> _AIM_:
In the entries below, find every line holding the string "name" and collect it.

> _ENTRIES SUPPLIED_:

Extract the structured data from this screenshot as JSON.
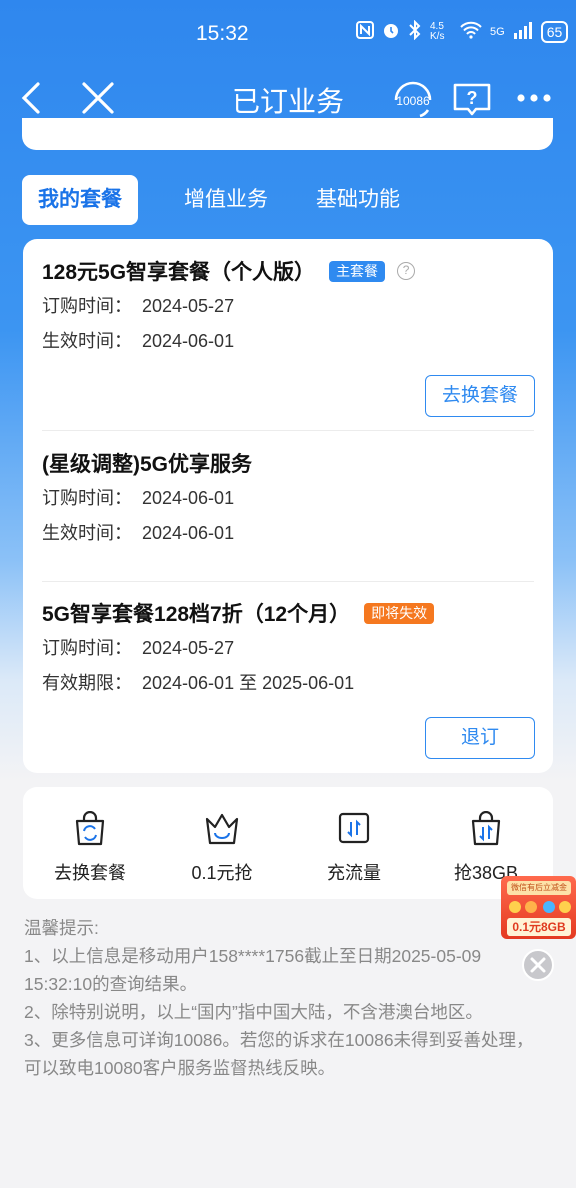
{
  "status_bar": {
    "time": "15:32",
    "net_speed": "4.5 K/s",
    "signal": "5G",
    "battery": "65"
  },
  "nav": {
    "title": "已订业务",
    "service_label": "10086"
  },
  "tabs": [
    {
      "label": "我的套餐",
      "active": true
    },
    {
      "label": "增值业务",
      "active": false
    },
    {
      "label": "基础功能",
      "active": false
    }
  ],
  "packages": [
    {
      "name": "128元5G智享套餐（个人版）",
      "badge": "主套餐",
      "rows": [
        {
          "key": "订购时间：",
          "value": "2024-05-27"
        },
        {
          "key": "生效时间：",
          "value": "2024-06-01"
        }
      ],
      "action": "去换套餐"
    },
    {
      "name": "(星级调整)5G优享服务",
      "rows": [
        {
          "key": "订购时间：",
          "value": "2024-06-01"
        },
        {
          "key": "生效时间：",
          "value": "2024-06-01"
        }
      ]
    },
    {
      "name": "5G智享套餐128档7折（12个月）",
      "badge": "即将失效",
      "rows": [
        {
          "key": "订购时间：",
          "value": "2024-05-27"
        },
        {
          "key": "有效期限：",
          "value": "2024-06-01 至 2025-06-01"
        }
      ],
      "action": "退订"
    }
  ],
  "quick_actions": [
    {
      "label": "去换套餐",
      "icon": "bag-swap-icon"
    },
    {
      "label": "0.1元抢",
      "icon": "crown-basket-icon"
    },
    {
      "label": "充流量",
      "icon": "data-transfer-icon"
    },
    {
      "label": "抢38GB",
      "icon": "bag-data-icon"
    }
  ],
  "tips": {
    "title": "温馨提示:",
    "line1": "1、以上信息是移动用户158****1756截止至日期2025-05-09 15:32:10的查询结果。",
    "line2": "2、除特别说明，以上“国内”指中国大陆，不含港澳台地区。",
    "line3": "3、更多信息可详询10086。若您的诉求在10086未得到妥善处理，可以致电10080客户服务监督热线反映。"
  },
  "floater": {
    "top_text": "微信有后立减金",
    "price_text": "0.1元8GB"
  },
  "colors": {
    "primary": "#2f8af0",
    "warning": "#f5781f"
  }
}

> _TASK OUTPUT_:
      "name": "128元5G智享套餐（个人版）",
      "name": "(星级调整)5G优享服务",
      "name": "5G智享套餐128档7折（12个月）",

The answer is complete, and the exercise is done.